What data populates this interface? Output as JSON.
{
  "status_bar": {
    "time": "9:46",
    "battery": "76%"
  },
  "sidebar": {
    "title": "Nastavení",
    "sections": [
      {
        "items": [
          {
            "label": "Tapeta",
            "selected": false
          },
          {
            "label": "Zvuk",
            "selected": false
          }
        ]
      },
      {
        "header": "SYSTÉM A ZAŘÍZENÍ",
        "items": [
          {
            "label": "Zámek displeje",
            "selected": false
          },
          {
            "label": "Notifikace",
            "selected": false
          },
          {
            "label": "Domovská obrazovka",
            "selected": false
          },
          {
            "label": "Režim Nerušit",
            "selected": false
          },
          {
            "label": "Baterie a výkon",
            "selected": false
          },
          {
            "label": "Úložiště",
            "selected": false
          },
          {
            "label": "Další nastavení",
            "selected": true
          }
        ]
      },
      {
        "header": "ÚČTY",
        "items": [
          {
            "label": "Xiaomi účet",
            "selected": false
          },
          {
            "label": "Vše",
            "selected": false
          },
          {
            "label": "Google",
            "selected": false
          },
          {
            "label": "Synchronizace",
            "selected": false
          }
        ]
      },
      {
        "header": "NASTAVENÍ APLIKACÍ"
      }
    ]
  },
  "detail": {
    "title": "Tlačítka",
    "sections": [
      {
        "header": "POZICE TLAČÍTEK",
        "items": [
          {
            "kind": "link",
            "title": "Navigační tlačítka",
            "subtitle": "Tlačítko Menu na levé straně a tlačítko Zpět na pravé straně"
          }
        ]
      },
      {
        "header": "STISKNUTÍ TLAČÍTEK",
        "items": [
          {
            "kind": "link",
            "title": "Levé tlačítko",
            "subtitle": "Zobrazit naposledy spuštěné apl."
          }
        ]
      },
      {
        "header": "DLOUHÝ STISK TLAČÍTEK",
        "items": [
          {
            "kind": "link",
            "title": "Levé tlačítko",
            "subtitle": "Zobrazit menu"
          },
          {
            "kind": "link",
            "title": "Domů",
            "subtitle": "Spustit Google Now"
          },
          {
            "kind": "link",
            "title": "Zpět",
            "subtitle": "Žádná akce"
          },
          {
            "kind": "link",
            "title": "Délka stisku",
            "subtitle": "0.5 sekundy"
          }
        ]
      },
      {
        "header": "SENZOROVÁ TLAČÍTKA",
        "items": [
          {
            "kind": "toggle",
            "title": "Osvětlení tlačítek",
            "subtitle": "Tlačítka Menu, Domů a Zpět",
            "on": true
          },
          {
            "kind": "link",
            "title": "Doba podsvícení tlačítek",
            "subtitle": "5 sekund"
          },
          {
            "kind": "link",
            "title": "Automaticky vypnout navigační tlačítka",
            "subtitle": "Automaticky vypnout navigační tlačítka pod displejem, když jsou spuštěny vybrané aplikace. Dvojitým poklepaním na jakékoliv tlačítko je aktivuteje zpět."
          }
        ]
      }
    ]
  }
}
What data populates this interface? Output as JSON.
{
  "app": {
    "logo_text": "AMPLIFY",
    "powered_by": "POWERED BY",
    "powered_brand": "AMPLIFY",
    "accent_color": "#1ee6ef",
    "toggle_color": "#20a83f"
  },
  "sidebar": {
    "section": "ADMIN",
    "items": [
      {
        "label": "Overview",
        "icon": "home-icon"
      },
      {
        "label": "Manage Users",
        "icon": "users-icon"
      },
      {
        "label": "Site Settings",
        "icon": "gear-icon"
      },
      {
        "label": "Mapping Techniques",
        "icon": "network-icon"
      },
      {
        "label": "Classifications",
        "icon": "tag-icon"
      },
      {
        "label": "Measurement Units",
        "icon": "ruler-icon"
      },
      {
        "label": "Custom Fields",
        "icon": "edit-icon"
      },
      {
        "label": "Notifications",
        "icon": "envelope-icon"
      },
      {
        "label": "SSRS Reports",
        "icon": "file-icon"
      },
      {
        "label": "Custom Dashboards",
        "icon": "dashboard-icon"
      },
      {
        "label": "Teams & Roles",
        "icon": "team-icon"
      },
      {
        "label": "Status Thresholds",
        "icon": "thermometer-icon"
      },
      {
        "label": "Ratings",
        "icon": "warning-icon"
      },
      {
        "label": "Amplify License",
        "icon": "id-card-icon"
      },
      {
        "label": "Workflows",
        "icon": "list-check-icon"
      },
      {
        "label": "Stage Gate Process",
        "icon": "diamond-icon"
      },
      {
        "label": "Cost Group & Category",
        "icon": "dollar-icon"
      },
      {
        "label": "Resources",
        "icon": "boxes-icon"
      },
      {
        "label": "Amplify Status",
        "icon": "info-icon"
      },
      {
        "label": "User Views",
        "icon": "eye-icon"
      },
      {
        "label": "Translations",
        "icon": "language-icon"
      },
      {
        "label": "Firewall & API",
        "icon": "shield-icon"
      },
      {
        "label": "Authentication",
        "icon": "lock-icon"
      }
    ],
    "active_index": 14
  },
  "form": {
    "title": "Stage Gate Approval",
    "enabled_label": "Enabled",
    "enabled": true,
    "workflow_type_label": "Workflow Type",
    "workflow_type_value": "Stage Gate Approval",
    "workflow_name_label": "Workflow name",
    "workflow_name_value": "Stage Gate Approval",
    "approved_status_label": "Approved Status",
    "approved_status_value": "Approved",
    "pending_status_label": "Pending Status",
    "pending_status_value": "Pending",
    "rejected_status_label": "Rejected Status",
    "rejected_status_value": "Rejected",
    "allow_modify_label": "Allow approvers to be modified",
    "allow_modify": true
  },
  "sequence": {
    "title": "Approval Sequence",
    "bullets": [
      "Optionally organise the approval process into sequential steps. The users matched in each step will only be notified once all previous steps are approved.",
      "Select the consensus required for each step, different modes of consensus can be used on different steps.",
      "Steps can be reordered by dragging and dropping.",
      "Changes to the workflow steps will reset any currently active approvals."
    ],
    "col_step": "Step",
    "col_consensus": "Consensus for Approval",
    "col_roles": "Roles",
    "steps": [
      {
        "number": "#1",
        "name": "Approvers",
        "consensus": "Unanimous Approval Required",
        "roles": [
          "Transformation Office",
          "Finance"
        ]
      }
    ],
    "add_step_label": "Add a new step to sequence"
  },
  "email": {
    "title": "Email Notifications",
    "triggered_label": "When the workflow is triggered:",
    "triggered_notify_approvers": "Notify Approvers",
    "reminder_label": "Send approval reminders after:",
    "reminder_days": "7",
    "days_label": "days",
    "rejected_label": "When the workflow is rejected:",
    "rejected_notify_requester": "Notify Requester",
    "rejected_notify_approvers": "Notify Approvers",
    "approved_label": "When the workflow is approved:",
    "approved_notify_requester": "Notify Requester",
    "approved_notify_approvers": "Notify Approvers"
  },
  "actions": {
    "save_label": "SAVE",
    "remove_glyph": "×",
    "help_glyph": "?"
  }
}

◆ **WRITTEN TASK**
Return from the data every line that holds "Stage".

◆ **COMPLETE RESPONSE**
        "label": "Stage Gate Process",
    "title": "Stage Gate Approval",
    "workflow_type_value": "Stage Gate Approval",
    "workflow_name_value": "Stage Gate Approval",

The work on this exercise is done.